====== STORED RECORDS ======
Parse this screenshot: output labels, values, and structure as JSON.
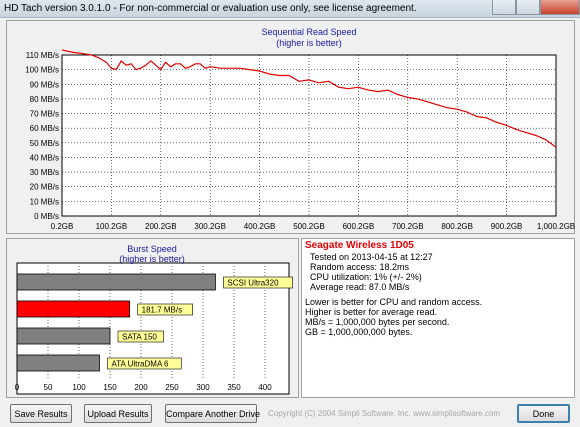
{
  "window": {
    "title": "HD Tach version 3.0.1.0  - For non-commercial or evaluation use only, see license agreement."
  },
  "seq_chart": {
    "title": "Sequential Read Speed",
    "subtitle": "(higher is better)"
  },
  "burst_chart": {
    "title": "Burst Speed",
    "subtitle": "(higher is better)"
  },
  "chart_data": [
    {
      "type": "line",
      "title": "Sequential Read Speed",
      "subtitle": "(higher is better)",
      "x_unit_labels": [
        "0.2GB",
        "100.2GB",
        "200.2GB",
        "300.2GB",
        "400.2GB",
        "500.2GB",
        "600.2GB",
        "700.2GB",
        "800.2GB",
        "900.2GB",
        "1,000.2GB"
      ],
      "y_tick_labels": [
        "0 MB/s",
        "10 MB/s",
        "20 MB/s",
        "30 MB/s",
        "40 MB/s",
        "50 MB/s",
        "60 MB/s",
        "70 MB/s",
        "80 MB/s",
        "90 MB/s",
        "100 MB/s",
        "110 MB/s"
      ],
      "xlim": [
        0.2,
        1000.2
      ],
      "ylim": [
        0,
        110
      ],
      "grid": true,
      "line_color": "#e00000",
      "x": [
        0.2,
        20,
        40,
        60,
        75,
        90,
        100,
        110,
        120,
        130,
        140,
        150,
        160,
        170,
        180,
        190,
        200,
        210,
        220,
        230,
        240,
        250,
        260,
        270,
        280,
        290,
        300,
        320,
        340,
        360,
        380,
        400,
        420,
        440,
        460,
        480,
        500,
        520,
        540,
        560,
        580,
        600,
        620,
        640,
        660,
        680,
        700,
        720,
        740,
        760,
        780,
        800,
        820,
        840,
        860,
        880,
        900,
        920,
        940,
        960,
        980,
        1000.2
      ],
      "y": [
        113.5,
        112,
        111,
        110,
        108,
        105,
        101,
        100,
        106,
        103,
        104,
        100,
        101,
        103,
        106,
        103,
        100,
        105,
        102,
        104,
        104,
        101,
        102,
        104,
        104,
        101,
        102,
        101,
        101,
        101,
        100,
        99,
        97,
        96,
        96,
        92,
        93,
        91,
        92,
        88,
        87,
        88,
        86,
        85,
        86,
        83,
        81,
        80,
        78,
        76,
        74,
        73,
        71,
        68,
        67,
        64,
        62,
        59,
        57,
        55,
        52,
        47
      ]
    },
    {
      "type": "bar",
      "title": "Burst Speed",
      "subtitle": "(higher is better)",
      "categories": [
        "SCSI Ultra320",
        "181.7 MB/s",
        "SATA 150",
        "ATA UltraDMA 6"
      ],
      "values": [
        320,
        181.7,
        150,
        133
      ],
      "colors": [
        "#808080",
        "#ff0000",
        "#808080",
        "#808080"
      ],
      "x_tick_labels": [
        "0",
        "50",
        "100",
        "150",
        "200",
        "250",
        "300",
        "350",
        "400"
      ],
      "xlim": [
        0,
        400
      ]
    }
  ],
  "results": {
    "drive_name": "Seagate Wireless 1D05",
    "lines": [
      "Tested on 2013-04-15 at 12:27",
      "Random access: 18.2ms",
      "CPU utilization: 1% (+/- 2%)",
      "Average read: 87.0 MB/s"
    ],
    "notes": [
      "Lower is better for CPU and random access.",
      "Higher is better for average read.",
      "MB/s = 1,000,000 bytes per second.",
      "GB = 1,000,000,000 bytes."
    ]
  },
  "buttons": {
    "save": "Save Results",
    "upload": "Upload Results",
    "compare": "Compare Another Drive",
    "done": "Done"
  },
  "copyright": "Copyright (C) 2004 Simpli Software, Inc. www.simplisoftware.com"
}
======
EXERCISE DIRECTIONS: Pick out all lines from the data above in which the word "access" appears.

THE ANSWER:
      "Random access: 18.2ms",
      "Lower is better for CPU and random access.",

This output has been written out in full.